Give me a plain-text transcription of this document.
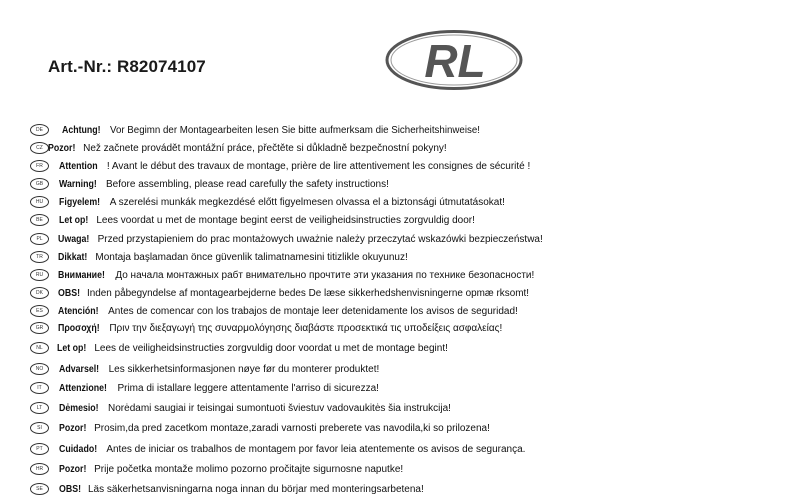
Art.-Nr.: R82074107	RL
DE	Achtung! Vor Begimn der Montagearbeiten lesen Sie bitte aufmerksam die Sicherheitshinweise!
CZ Pozor! Než začnete provádět montážní práce, přečtěte si důkladně bezpečnostní pokyny!
FR	Attention ! Avant le début des travaux de montage, prière de lire attentivement les consignes de sécurité !
GB	Warning! Before assembling, please read carefully the safety instructions!
HU	Figyelem! A szerelési munkák megkezdésé előtt figyelmesen olvassa el a biztonsági útmutatásokat!
BE	Let op! Lees voordat u met de montage begint eerst de veiligheidsinstructies zorgvuldig door!
PL	Uwaga! Przed przystapieniem do prac montażowych uważnie należy przeczytać wskazówki bezpieczeństwa!
TR	Dikkat! Montaja başlamadan önce güvenlik talimatnamesini titizlikle okuyunuz!
RU	Внимание! До начала монтажных рабт внимательно прочтите эти указания по технике безопасности!
DK	OBS! Inden påbegyndelse af montagearbejderne bedes De læse sikkerhedshenvisningerne opmæ rksomt!
ES	Atención! Antes de comencar con los trabajos de montaje leer detenidamente los avisos de seguridad!
GR	Προσοχή! Πριν την διεξαγωγή της συναρμολόγησης διαβάστε προσεκτικά τις υποδείξεις ασφαλείας!
NL	Let op! Lees de veiligheidsinstructies zorgvuldig door voordat u met de montage begint!
NO	Advarsel! Les sikkerhetsinformasjonen nøye før du monterer produktet!
IT	Attenzione! Prima di istallare leggere attentamente l'arriso di sicurezza!
LT	Dėmesio! Norėdami saugiai ir teisingai sumontuoti šviestuv vadovaukitės šia instrukcija!
SI	Pozor! Prosim,da pred zacetkom montaze,zaradi varnosti preberete vas navodila,ki so prilozena!
PT	Cuidado! Antes de iniciar os trabalhos de montagem por favor leia atentemente os avisos de segurança.
HR	Pozor! Prije početka montaže molimo pozorno pročitajte sigurnosne naputke!
SE	OBS! Läs säkerhetsanvisningarna noga innan du börjar med monteringsarbetena!
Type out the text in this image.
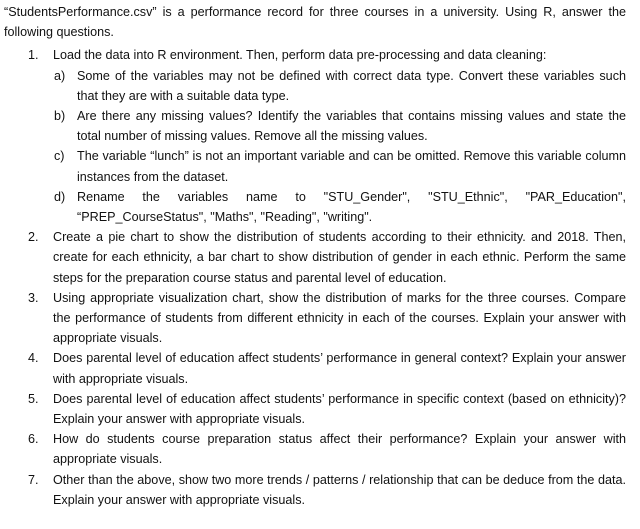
“StudentsPerformance.csv” is a performance record for three courses in a university. Using R, answer the following questions.

1. Load the data into R environment. Then, perform data pre-processing and data cleaning:
a) Some of the variables may not be defined with correct data type. Convert these variables such that they are with a suitable data type.
b) Are there any missing values? Identify the variables that contains missing values and state the total number of missing values. Remove all the missing values.
c) The variable “lunch” is not an important variable and can be omitted. Remove this variable column instances from the dataset.
d) Rename the variables name to "STU_Gender", "STU_Ethnic", "PAR_Education", “PREP_CourseStatus", "Maths", "Reading", "writing".
2. Create a pie chart to show the distribution of students according to their ethnicity. and 2018. Then, create for each ethnicity, a bar chart to show distribution of gender in each ethnic. Perform the same steps for the preparation course status and parental level of education.
3. Using appropriate visualization chart, show the distribution of marks for the three courses. Compare the performance of students from different ethnicity in each of the courses. Explain your answer with appropriate visuals.
4. Does parental level of education affect students’ performance in general context? Explain your answer with appropriate visuals.
5. Does parental level of education affect students’ performance in specific context (based on ethnicity)? Explain your answer with appropriate visuals.
6. How do students course preparation status affect their performance? Explain your answer with appropriate visuals.
7. Other than the above, show two more trends / patterns / relationship that can be deduce from the data. Explain your answer with appropriate visuals.
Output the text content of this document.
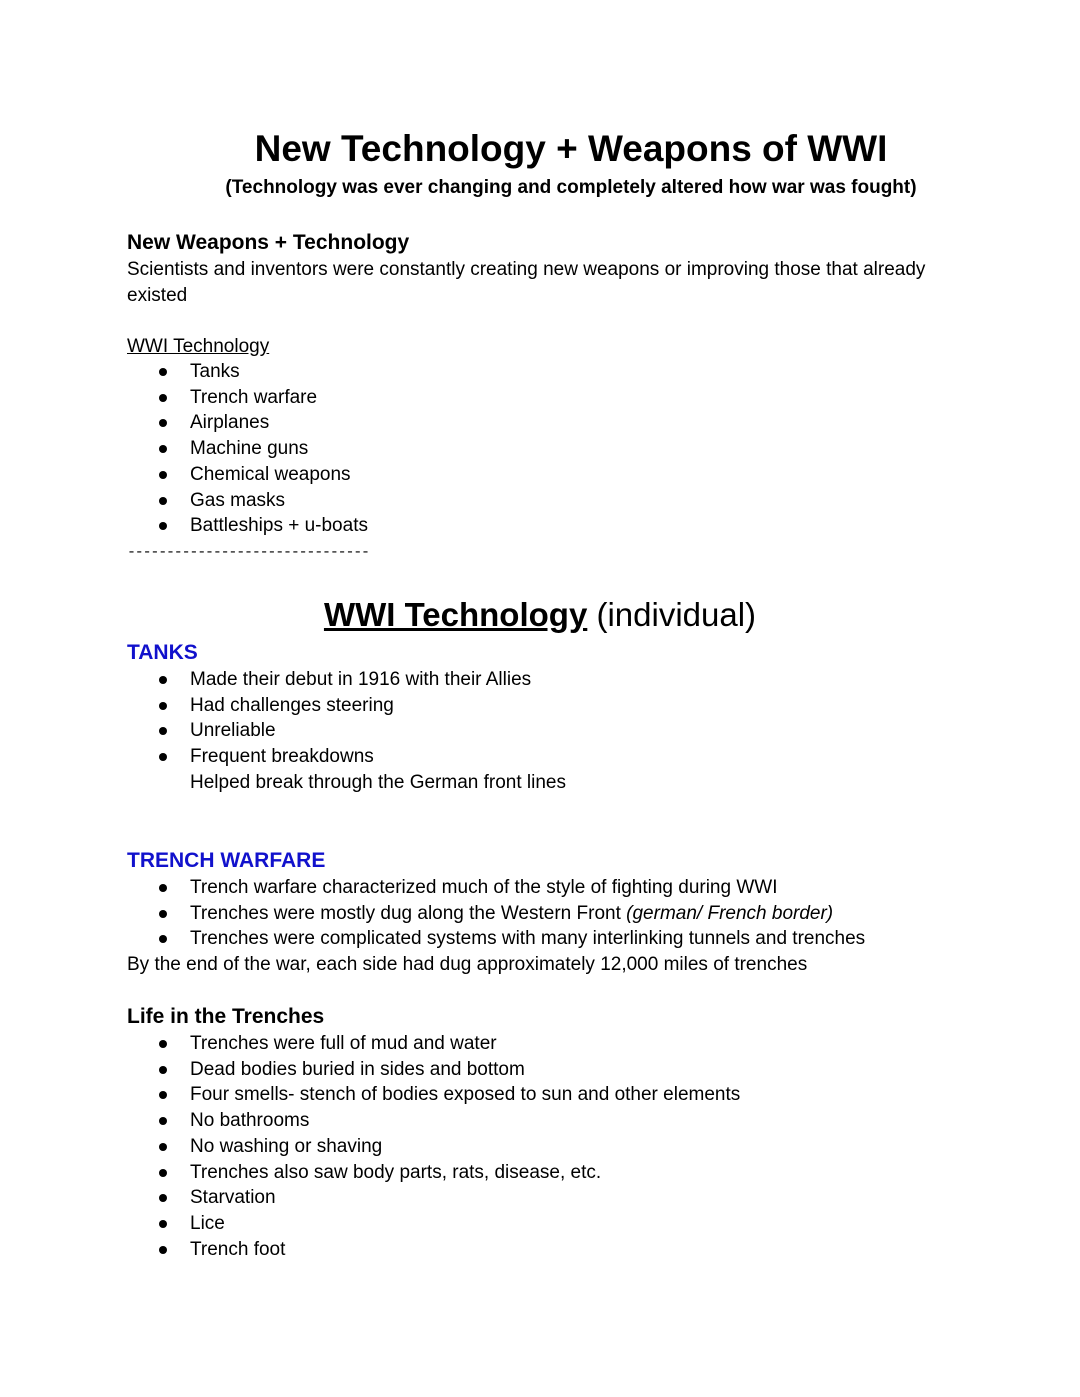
New Technology + Weapons of WWI
(Technology was ever changing and completely altered how war was fought)
New Weapons + Technology
Scientists and inventors were constantly creating new weapons or improving those that already existed
WWI Technology
Tanks
Trench warfare
Airplanes
Machine guns
Chemical weapons
Gas masks
Battleships + u-boats
-------------------------------
WWI Technology (individual)
TANKS
Made their debut in 1916 with their Allies
Had challenges steering
Unreliable
Frequent breakdowns
Helped break through the German front lines
TRENCH WARFARE
Trench warfare characterized much of the style of fighting during WWI
Trenches were mostly dug along the Western Front (german/ French border)
Trenches were complicated systems with many interlinking tunnels and trenches
By the end of the war, each side had dug approximately 12,000 miles of trenches
Life in the Trenches
Trenches were full of mud and water
Dead bodies buried in sides and bottom
Four smells- stench of bodies exposed to sun and other elements
No bathrooms
No washing or shaving
Trenches also saw body parts, rats, disease, etc.
Starvation
Lice
Trench foot
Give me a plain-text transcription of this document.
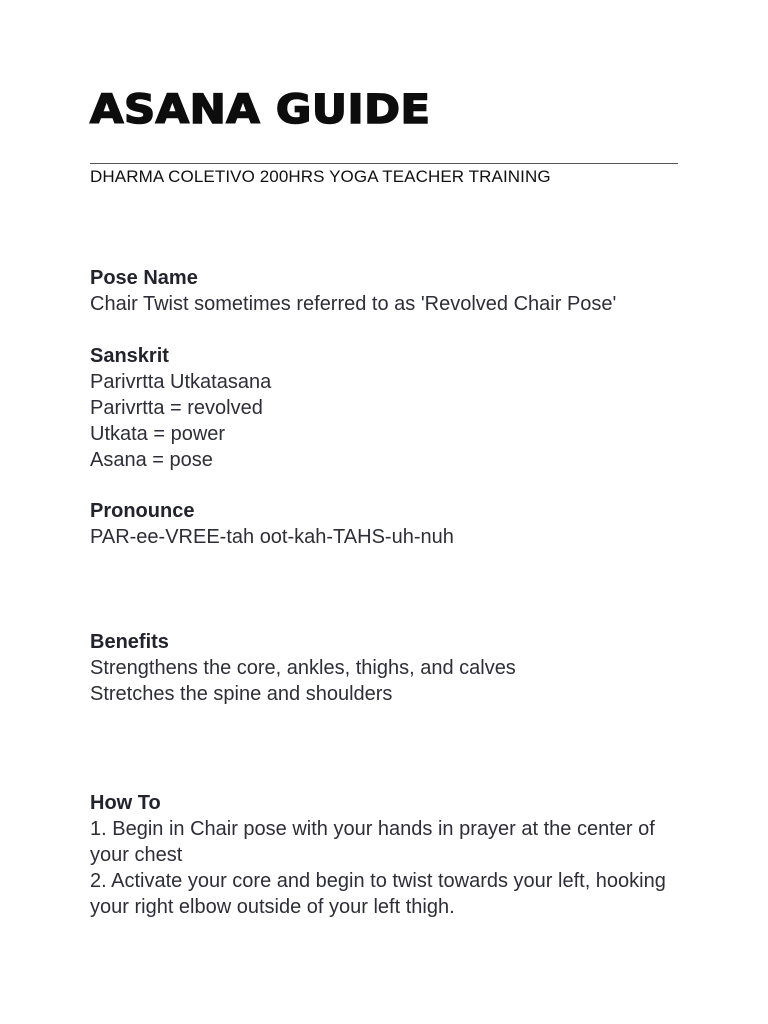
ASANA GUIDE
DHARMA COLETIVO 200HRS YOGA TEACHER TRAINING
Pose Name
Chair Twist sometimes referred to as 'Revolved Chair Pose'
Sanskrit
Parivrtta Utkatasana
Parivrtta = revolved
Utkata = power
Asana = pose
Pronounce
PAR-ee-VREE-tah oot-kah-TAHS-uh-nuh
Benefits
Strengthens the core, ankles, thighs, and calves
Stretches the spine and shoulders
How To
1. Begin in Chair pose with your hands in prayer at the center of your chest
2. Activate your core and begin to twist towards your left, hooking your right elbow outside of your left thigh.
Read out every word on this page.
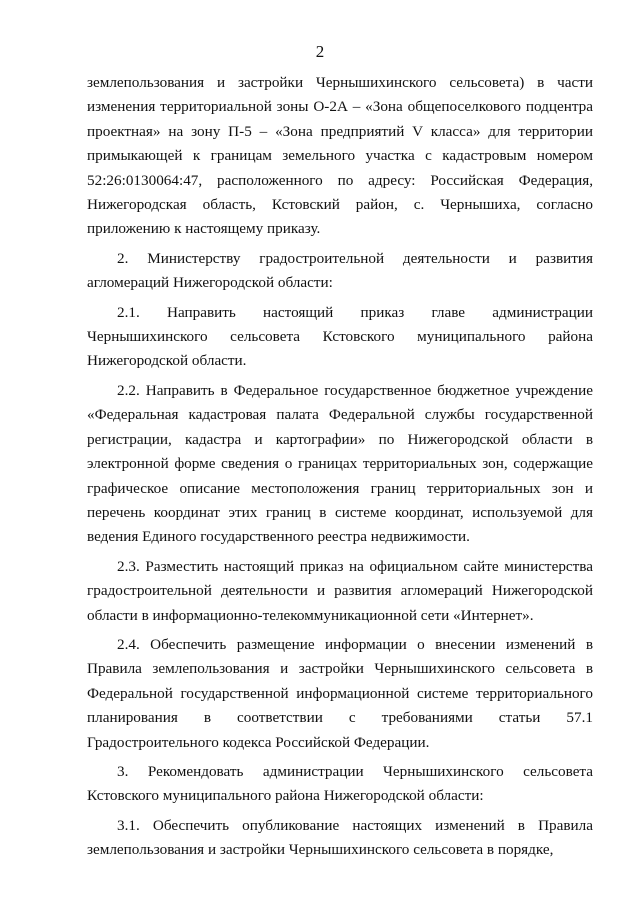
2

землепользования и застройки Чернышихинского сельсовета) в части изменения территориальной зоны О-2А – «Зона общепоселкового подцентра проектная» на зону П-5 – «Зона предприятий V класса» для территории примыкающей к границам земельного участка с кадастровым номером 52:26:0130064:47, расположенного по адресу: Российская Федерация, Нижегородская область, Кстовский район, с. Чернышиха, согласно приложению к настоящему приказу.

2. Министерству градостроительной деятельности и развития агломераций Нижегородской области:

2.1. Направить настоящий приказ главе администрации Чернышихинского сельсовета Кстовского муниципального района Нижегородской области.

2.2. Направить в Федеральное государственное бюджетное учреждение «Федеральная кадастровая палата Федеральной службы государственной регистрации, кадастра и картографии» по Нижегородской области в электронной форме сведения о границах территориальных зон, содержащие графическое описание местоположения границ территориальных зон и перечень координат этих границ в системе координат, используемой для ведения Единого государственного реестра недвижимости.

2.3. Разместить настоящий приказ на официальном сайте министерства градостроительной деятельности и развития агломераций Нижегородской области в информационно-телекоммуникационной сети «Интернет».

2.4. Обеспечить размещение информации о внесении изменений в Правила землепользования и застройки Чернышихинского сельсовета в Федеральной государственной информационной системе территориального планирования в соответствии с требованиями статьи 57.1 Градостроительного кодекса Российской Федерации.

3. Рекомендовать администрации Чернышихинского сельсовета Кстовского муниципального района Нижегородской области:

3.1. Обеспечить опубликование настоящих изменений в Правила землепользования и застройки Чернышихинского сельсовета в порядке,
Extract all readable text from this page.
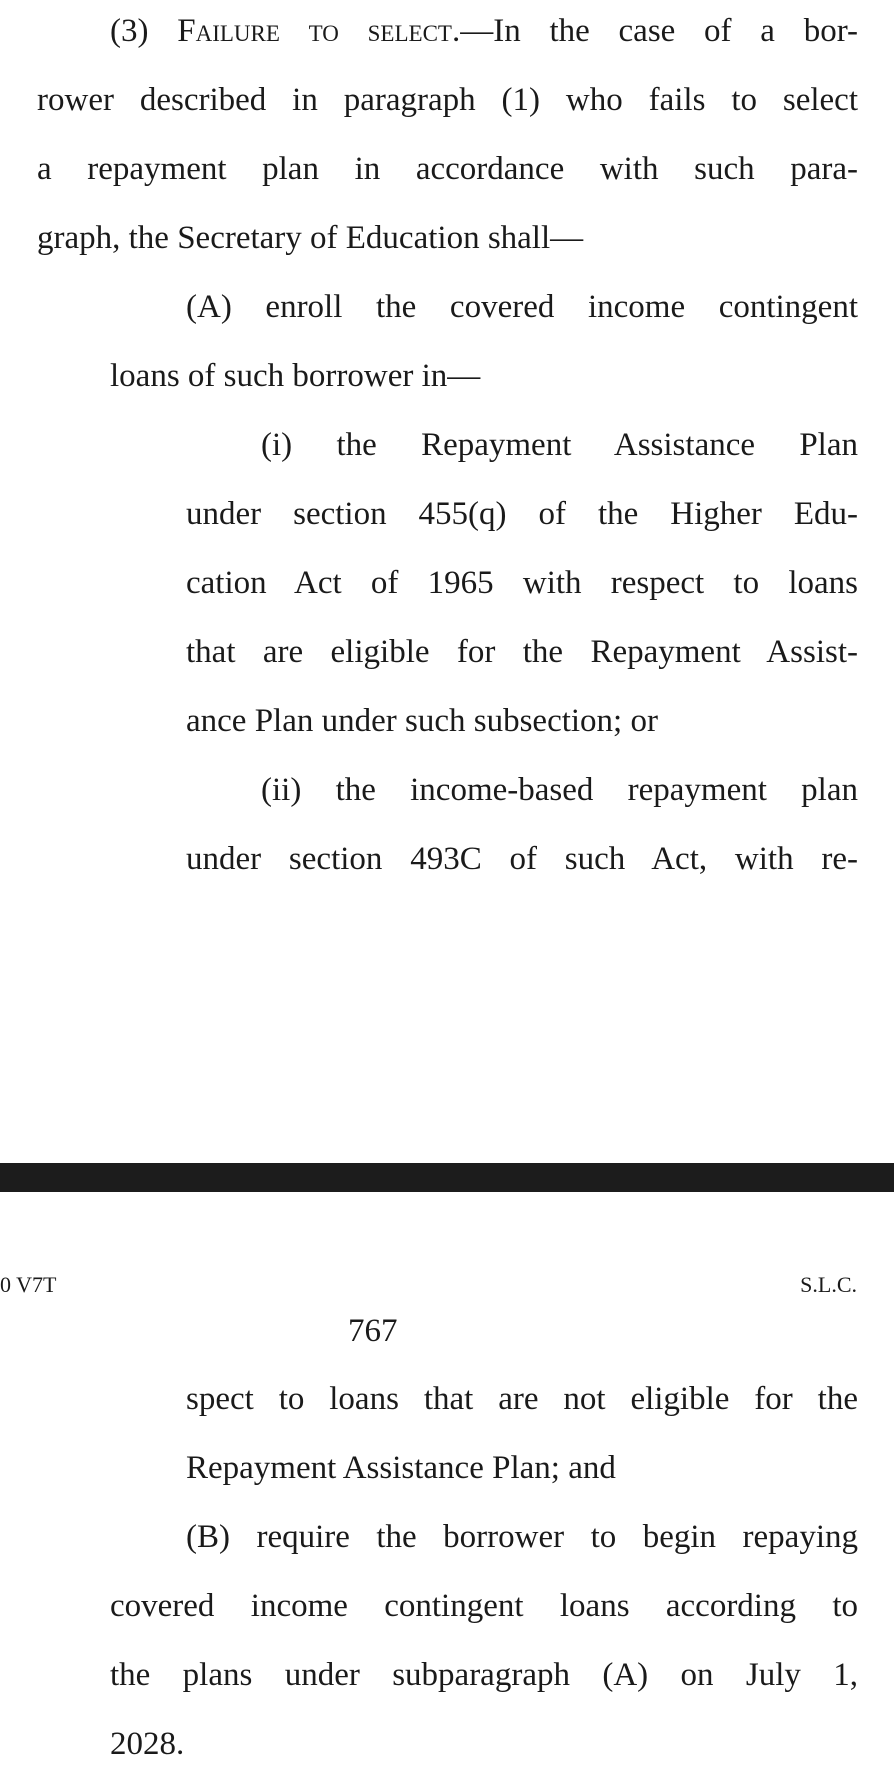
(3) Failure to select.—In the case of a bor-

rower described in paragraph (1) who fails to select

a repayment plan in accordance with such para-

graph, the Secretary of Education shall—

(A) enroll the covered income contingent

loans of such borrower in—

(i) the Repayment Assistance Plan

under section 455(q) of the Higher Edu-

cation Act of 1965 with respect to loans

that are eligible for the Repayment Assist-

ance Plan under such subsection; or

(ii) the income-based repayment plan

under section 493C of such Act, with re-

0 V7T	S.L.C.

767

spect to loans that are not eligible for the

Repayment Assistance Plan; and

(B) require the borrower to begin repaying

covered income contingent loans according to

the plans under subparagraph (A) on July 1,

2028.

• Written problem: Select, from the listing, all lines that include the word "района".

• Exercise solution:
2.1. Направить настоящий приказ главе администрации Чернышихинского сельсовета Кстовского муниципального района Нижегородской области.
3. Рекомендовать администрации Чернышихинского сельсовета Кстовского муниципального района Нижегородской области:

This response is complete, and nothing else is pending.